■ Written task:
Read the listing below and copy out every line that holds "name".

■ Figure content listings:
^^^^^^^^^^^^^^^^
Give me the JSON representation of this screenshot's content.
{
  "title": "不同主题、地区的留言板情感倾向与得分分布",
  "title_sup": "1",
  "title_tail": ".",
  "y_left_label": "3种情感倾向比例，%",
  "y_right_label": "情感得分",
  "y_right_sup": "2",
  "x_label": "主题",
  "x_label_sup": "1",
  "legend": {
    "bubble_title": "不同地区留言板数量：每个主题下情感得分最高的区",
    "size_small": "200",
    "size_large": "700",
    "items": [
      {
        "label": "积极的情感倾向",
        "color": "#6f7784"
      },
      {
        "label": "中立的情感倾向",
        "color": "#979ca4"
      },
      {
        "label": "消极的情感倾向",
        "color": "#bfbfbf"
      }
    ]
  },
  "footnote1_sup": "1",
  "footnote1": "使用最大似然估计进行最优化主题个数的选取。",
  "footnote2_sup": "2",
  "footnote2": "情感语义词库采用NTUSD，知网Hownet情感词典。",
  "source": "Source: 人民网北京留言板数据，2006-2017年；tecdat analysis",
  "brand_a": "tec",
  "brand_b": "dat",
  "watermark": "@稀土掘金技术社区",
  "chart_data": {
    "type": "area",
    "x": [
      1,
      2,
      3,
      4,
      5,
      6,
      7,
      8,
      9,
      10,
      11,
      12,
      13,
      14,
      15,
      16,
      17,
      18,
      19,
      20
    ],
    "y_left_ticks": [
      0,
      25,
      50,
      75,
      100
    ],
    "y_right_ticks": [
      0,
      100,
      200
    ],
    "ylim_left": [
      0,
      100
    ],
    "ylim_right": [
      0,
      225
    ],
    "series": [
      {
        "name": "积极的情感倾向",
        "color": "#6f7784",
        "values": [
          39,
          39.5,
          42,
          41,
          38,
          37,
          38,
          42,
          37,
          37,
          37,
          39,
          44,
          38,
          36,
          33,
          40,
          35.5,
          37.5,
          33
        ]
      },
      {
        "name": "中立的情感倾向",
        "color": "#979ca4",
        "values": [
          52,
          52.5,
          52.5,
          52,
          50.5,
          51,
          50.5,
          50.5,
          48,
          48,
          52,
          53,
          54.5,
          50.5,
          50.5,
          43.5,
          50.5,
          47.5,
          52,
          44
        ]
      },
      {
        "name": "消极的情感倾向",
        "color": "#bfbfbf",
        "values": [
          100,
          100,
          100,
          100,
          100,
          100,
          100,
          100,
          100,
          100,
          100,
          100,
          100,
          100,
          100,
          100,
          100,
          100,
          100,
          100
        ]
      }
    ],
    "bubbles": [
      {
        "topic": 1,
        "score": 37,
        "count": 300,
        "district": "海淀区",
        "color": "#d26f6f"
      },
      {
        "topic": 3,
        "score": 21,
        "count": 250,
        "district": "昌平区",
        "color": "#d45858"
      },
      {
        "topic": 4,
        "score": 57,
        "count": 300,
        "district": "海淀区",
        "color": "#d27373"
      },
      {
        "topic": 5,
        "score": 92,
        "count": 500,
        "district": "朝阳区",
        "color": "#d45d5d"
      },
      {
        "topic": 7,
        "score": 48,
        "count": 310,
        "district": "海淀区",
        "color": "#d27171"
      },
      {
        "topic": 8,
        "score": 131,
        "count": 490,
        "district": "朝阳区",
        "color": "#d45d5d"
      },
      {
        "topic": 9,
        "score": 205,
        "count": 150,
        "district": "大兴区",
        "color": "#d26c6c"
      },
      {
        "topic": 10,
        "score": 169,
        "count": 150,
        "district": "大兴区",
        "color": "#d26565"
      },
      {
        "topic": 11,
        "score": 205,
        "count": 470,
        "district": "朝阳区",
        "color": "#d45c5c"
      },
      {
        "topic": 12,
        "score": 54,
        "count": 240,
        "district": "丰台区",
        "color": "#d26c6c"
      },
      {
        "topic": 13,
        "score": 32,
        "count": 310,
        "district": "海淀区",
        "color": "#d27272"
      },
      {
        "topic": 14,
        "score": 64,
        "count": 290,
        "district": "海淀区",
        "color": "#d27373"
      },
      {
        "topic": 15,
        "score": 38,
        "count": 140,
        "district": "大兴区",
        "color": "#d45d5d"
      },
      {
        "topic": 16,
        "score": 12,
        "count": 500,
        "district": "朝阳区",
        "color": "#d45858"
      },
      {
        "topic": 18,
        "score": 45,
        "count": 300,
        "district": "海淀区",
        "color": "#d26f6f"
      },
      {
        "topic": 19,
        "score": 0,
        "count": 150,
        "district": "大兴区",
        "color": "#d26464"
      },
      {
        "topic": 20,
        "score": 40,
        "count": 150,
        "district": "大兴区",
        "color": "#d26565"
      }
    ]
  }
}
^^^^^^^^^^^^^^^^
■ Correct output:
        "name": "积极的情感倾向",
        "name": "中立的情感倾向",
        "name": "消极的情感倾向",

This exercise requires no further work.